>> BEGIN

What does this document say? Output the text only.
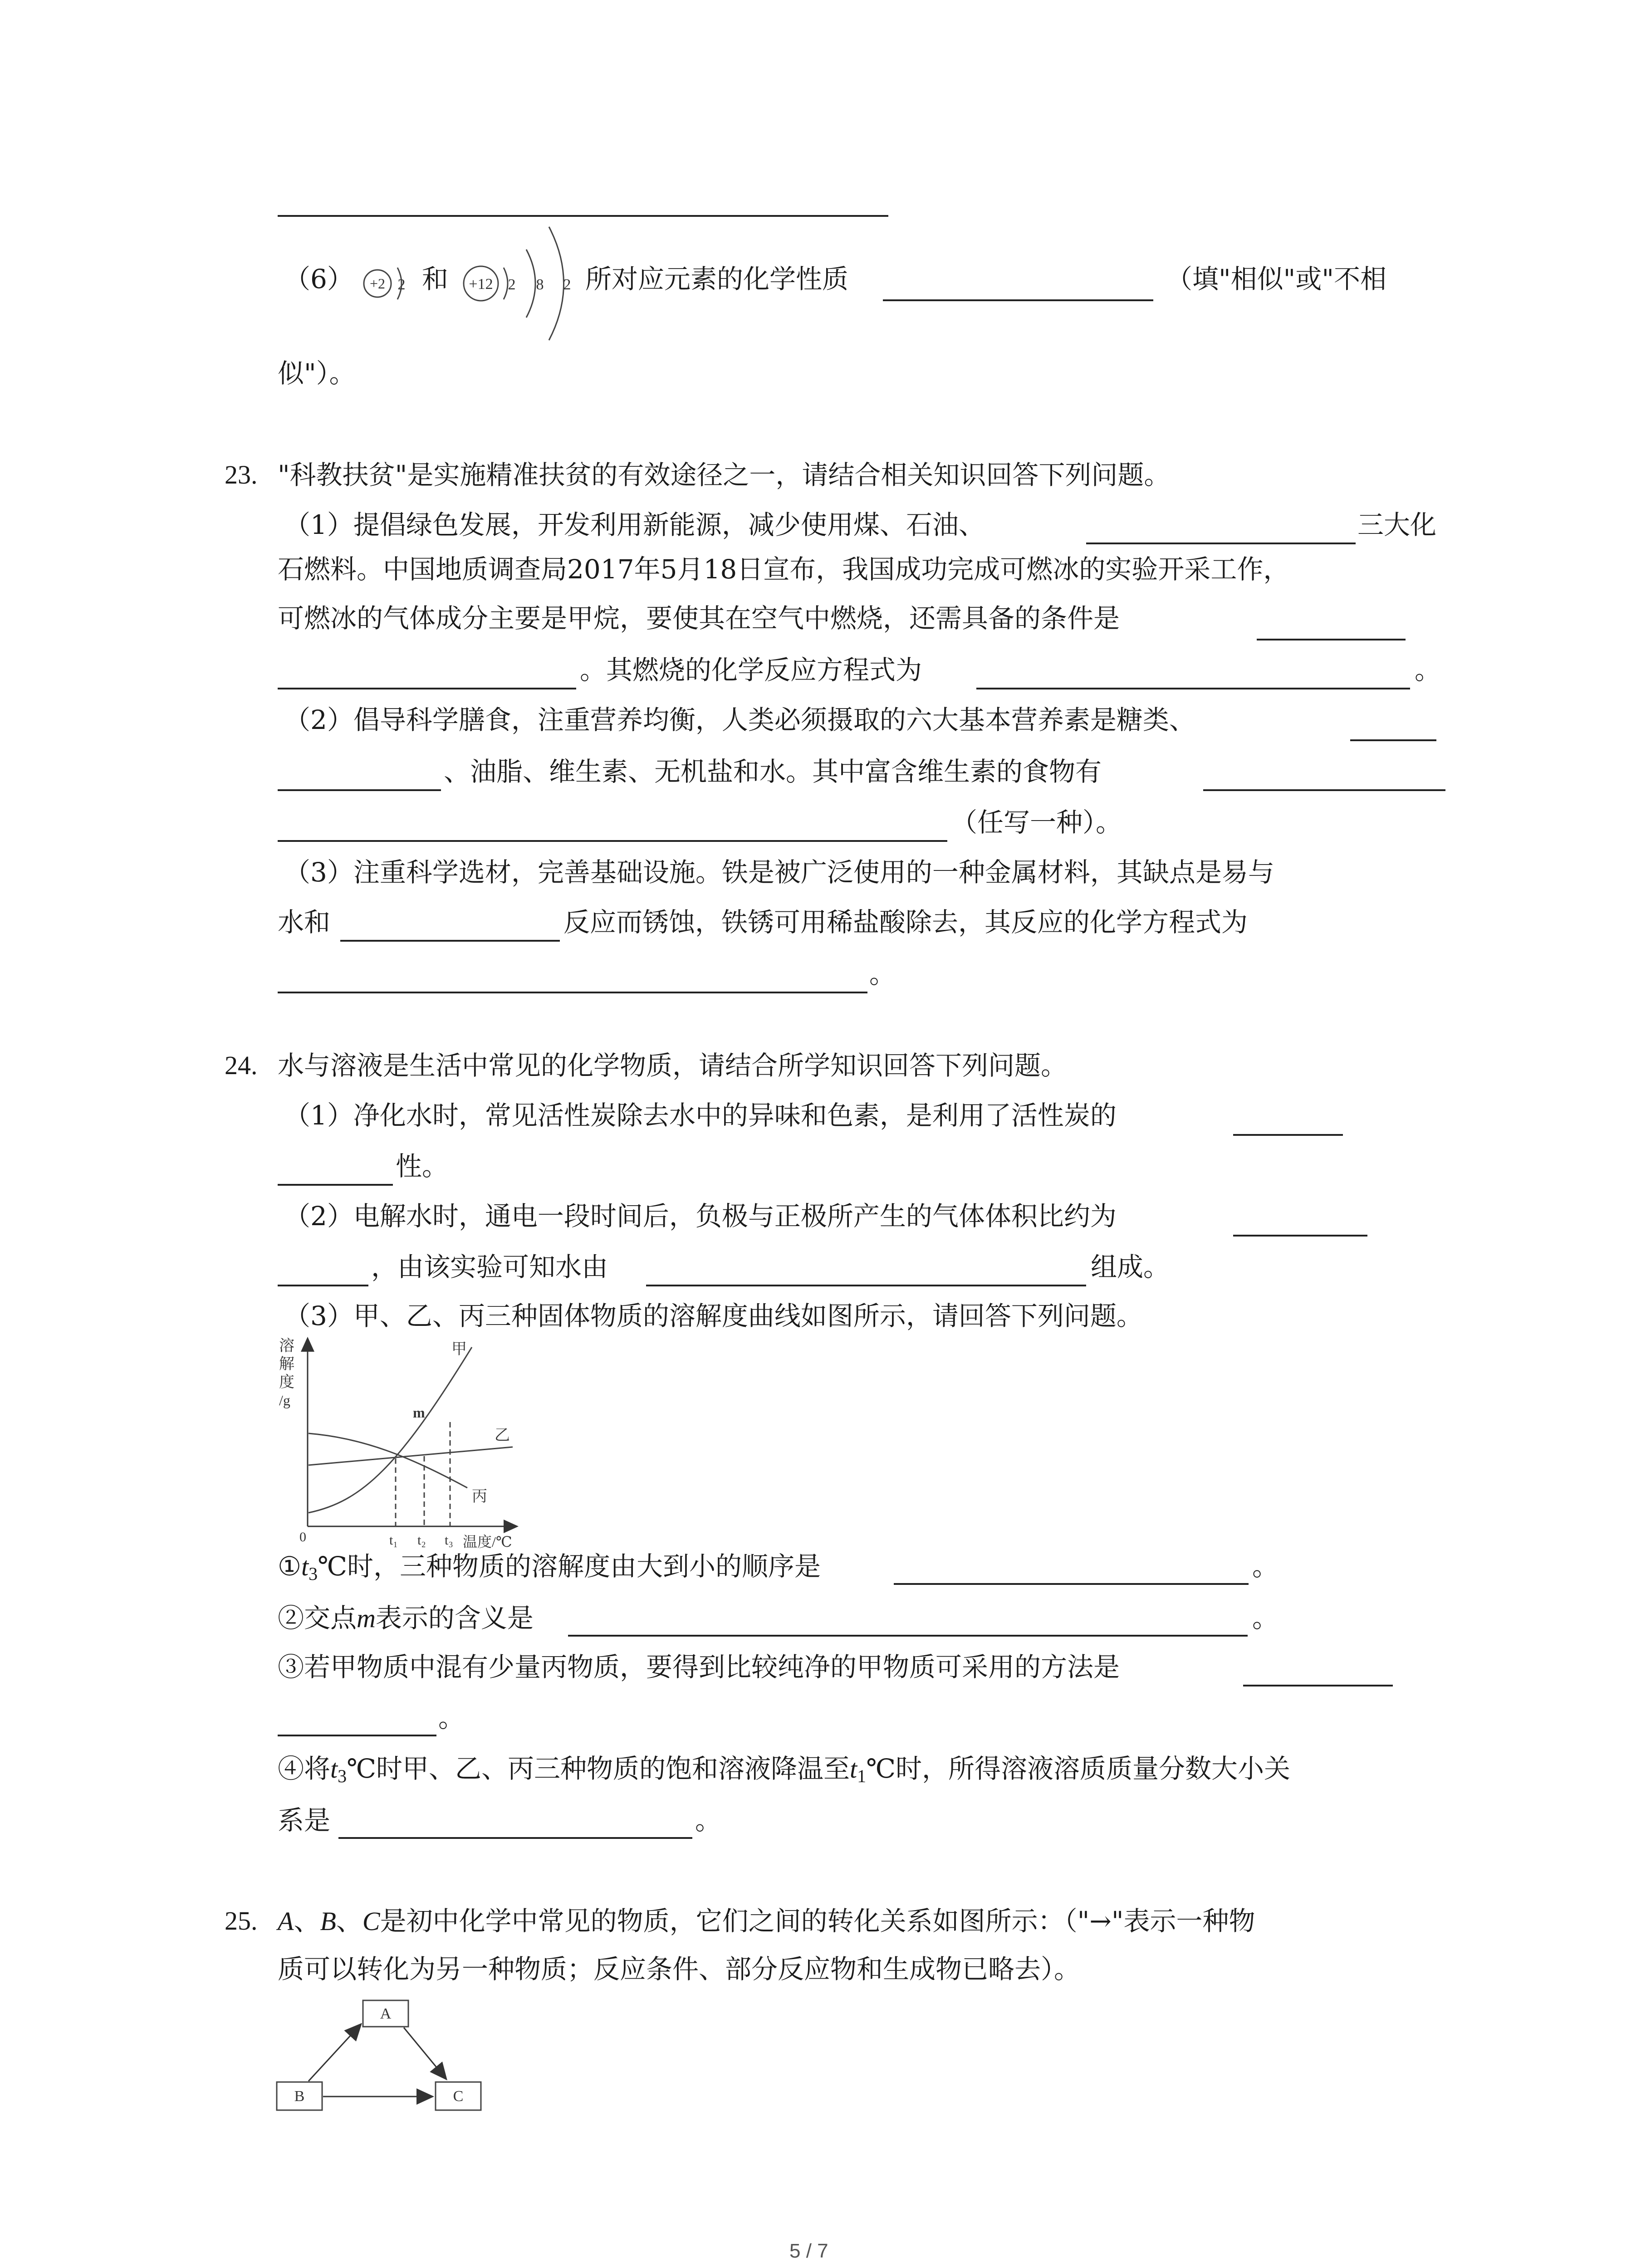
（6） +2 2 和 +12 2 8 2 所对应元素的化学性质	（填"相似"或"不相
似"）。
23. "科教扶贫"是实施精准扶贫的有效途径之一，请结合相关知识回答下列问题。
（1）提倡绿色发展，开发利用新能源，减少使用煤、石油、	三大化
石燃料。中国地质调查局2017年5月18日宣布，我国成功完成可燃冰的实验开采工作，
可燃冰的气体成分主要是甲烷，要使其在空气中燃烧，还需具备的条件是
。其燃烧的化学反应方程式为	。
（2）倡导科学膳食，注重营养均衡，人类必须摄取的六大基本营养素是糖类、
、油脂、维生素、无机盐和水。其中富含维生素的食物有
（任写一种）。
（3）注重科学选材，完善基础设施。铁是被广泛使用的一种金属材料，其缺点是易与
水和	反应而锈蚀，铁锈可用稀盐酸除去，其反应的化学方程式为
。
24. 水与溶液是生活中常见的化学物质，请结合所学知识回答下列问题。
（1）净化水时，常见活性炭除去水中的异味和色素，是利用了活性炭的
性。
（2）电解水时，通电一段时间后，负极与正极所产生的气体体积比约为
，由该实验可知水由	组成。
（3）甲、乙、丙三种固体物质的溶解度曲线如图所示，请回答下列问题。
溶
解
度
/g
0
甲
m
乙
丙
t₁ t₂ t₃ 温度/℃
$①t_3℃$时，三种物质的溶解度由大到小的顺序是	。
②交点m表示的含义是	。
③若甲物质中混有少量丙物质，要得到比较纯净的甲物质可采用的方法是
。
④将$t_3℃$时甲、乙、丙三种物质的饱和溶液降温至$t_1℃$时，所得溶液溶质质量分数大小关
系是	。
25. A、B、C是初中化学中常见的物质，它们之间的转化关系如图所示：（"→"表示一种物
质可以转化为另一种物质；反应条件、部分反应物和生成物已略去）。
A
B	C
5 / 7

>> END

• [What is required] Word for word, quote the full listing, omitting every picture.

• [Result of this task]
What does this document say? Output the text only.
（6） +2 2 和 +12 2 8 2 所对应元素的化学性质	（填"相似"或"不相
似"）。
23. "科教扶贫"是实施精准扶贫的有效途径之一，请结合相关知识回答下列问题。
（1）提倡绿色发展，开发利用新能源，减少使用煤、石油、	三大化
石燃料。中国地质调查局2017年5月18日宣布，我国成功完成可燃冰的实验开采工作，
可燃冰的气体成分主要是甲烷，要使其在空气中燃烧，还需具备的条件是
。其燃烧的化学反应方程式为	。
（2）倡导科学膳食，注重营养均衡，人类必须摄取的六大基本营养素是糖类、
、油脂、维生素、无机盐和水。其中富含维生素的食物有
（任写一种）。
（3）注重科学选材，完善基础设施。铁是被广泛使用的一种金属材料，其缺点是易与
水和	反应而锈蚀，铁锈可用稀盐酸除去，其反应的化学方程式为
。
24. 水与溶液是生活中常见的化学物质，请结合所学知识回答下列问题。
（1）净化水时，常见活性炭除去水中的异味和色素，是利用了活性炭的
性。
（2）电解水时，通电一段时间后，负极与正极所产生的气体体积比约为
，由该实验可知水由	组成。
（3）甲、乙、丙三种固体物质的溶解度曲线如图所示，请回答下列问题。
溶
解
度
/g
0
甲
m
乙
丙
t₁ t₂ t₃ 温度/℃
$①t_3℃$时，三种物质的溶解度由大到小的顺序是	。
②交点m表示的含义是	。
③若甲物质中混有少量丙物质，要得到比较纯净的甲物质可采用的方法是
。
④将$t_3℃$时甲、乙、丙三种物质的饱和溶液降温至$t_1℃$时，所得溶液溶质质量分数大小关
系是	。
25. A、B、C是初中化学中常见的物质，它们之间的转化关系如图所示：（"→"表示一种物
质可以转化为另一种物质；反应条件、部分反应物和生成物已略去）。
A
B	C
5 / 7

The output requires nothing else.